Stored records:
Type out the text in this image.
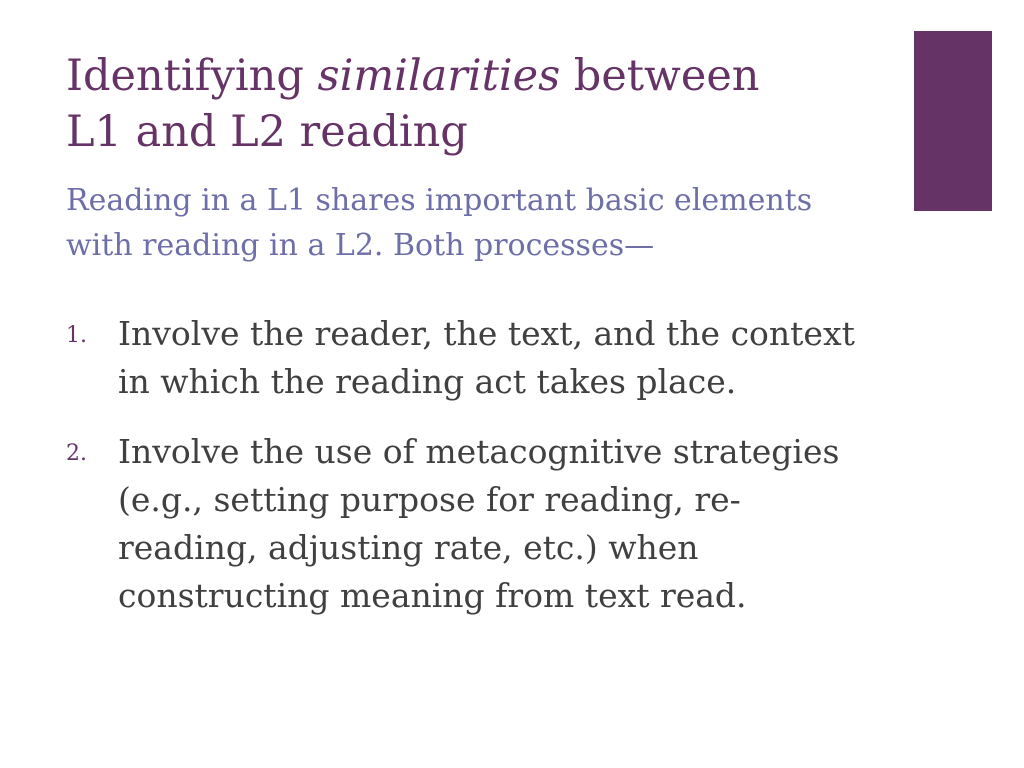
Identifying similarities between
L1 and L2 reading

Reading in a L1 shares important basic elements
with reading in a L2. Both processes—

1. Involve the reader, the text, and the context in which the reading act takes place.
2. Involve the use of metacognitive strategies (e.g., setting purpose for reading, re-reading, adjusting rate, etc.) when constructing meaning from text read.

Task statement: Pictures appear in the records above. Output everything except them, exactly.

Answer for the task:
Type out the text in this image.
Identifying similarities between
L1 and L2 reading

Reading in a L1 shares important basic elements
with reading in a L2. Both processes—

1. Involve the reader, the text, and the context in which the reading act takes place.
2. Involve the use of metacognitive strategies (e.g., setting purpose for reading, re-reading, adjusting rate, etc.) when constructing meaning from text read.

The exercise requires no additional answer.